* _DIRECTIONS FOR THIS TASK_
Repeat each line exactly, leaving nothing out.

__________

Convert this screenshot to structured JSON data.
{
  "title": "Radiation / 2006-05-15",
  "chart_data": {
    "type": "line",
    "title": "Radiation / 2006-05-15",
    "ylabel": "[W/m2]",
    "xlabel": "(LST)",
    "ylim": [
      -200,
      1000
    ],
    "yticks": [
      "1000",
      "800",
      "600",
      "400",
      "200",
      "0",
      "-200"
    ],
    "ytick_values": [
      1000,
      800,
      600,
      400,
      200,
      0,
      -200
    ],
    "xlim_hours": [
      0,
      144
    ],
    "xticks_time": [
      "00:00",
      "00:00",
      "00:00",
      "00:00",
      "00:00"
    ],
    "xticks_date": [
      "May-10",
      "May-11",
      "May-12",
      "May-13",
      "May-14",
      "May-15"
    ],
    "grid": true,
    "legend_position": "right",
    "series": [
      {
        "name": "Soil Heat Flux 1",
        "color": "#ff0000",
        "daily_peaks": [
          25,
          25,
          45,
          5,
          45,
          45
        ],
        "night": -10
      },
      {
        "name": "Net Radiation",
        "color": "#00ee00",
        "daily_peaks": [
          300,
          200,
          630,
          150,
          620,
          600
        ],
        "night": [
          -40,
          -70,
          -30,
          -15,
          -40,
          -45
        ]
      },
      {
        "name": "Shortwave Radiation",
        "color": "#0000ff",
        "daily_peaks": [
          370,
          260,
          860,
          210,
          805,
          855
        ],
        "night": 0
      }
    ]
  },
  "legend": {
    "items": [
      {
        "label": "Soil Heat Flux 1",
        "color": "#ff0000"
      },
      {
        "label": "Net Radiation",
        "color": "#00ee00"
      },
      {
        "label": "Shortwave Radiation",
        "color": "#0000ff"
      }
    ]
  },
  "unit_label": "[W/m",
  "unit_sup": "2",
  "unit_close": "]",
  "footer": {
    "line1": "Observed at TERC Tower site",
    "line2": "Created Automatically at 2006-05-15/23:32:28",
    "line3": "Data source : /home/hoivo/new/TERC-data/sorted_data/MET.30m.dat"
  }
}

__________

* _RESPONSE TO THIS TASK_
Convert this screenshot to structured JSON data.
{
  "title": "Radiation / 2006-05-15",
  "chart_data": {
    "type": "line",
    "title": "Radiation / 2006-05-15",
    "ylabel": "[W/m2]",
    "xlabel": "(LST)",
    "ylim": [
      -200,
      1000
    ],
    "yticks": [
      "1000",
      "800",
      "600",
      "400",
      "200",
      "0",
      "-200"
    ],
    "ytick_values": [
      1000,
      800,
      600,
      400,
      200,
      0,
      -200
    ],
    "xlim_hours": [
      0,
      144
    ],
    "xticks_time": [
      "00:00",
      "00:00",
      "00:00",
      "00:00",
      "00:00"
    ],
    "xticks_date": [
      "May-10",
      "May-11",
      "May-12",
      "May-13",
      "May-14",
      "May-15"
    ],
    "grid": true,
    "legend_position": "right",
    "series": [
      {
        "name": "Soil Heat Flux 1",
        "color": "#ff0000",
        "daily_peaks": [
          25,
          25,
          45,
          5,
          45,
          45
        ],
        "night": -10
      },
      {
        "name": "Net Radiation",
        "color": "#00ee00",
        "daily_peaks": [
          300,
          200,
          630,
          150,
          620,
          600
        ],
        "night": [
          -40,
          -70,
          -30,
          -15,
          -40,
          -45
        ]
      },
      {
        "name": "Shortwave Radiation",
        "color": "#0000ff",
        "daily_peaks": [
          370,
          260,
          860,
          210,
          805,
          855
        ],
        "night": 0
      }
    ]
  },
  "legend": {
    "items": [
      {
        "label": "Soil Heat Flux 1",
        "color": "#ff0000"
      },
      {
        "label": "Net Radiation",
        "color": "#00ee00"
      },
      {
        "label": "Shortwave Radiation",
        "color": "#0000ff"
      }
    ]
  },
  "unit_label": "[W/m",
  "unit_sup": "2",
  "unit_close": "]",
  "footer": {
    "line1": "Observed at TERC Tower site",
    "line2": "Created Automatically at 2006-05-15/23:32:28",
    "line3": "Data source : /home/hoivo/new/TERC-data/sorted_data/MET.30m.dat"
  }
}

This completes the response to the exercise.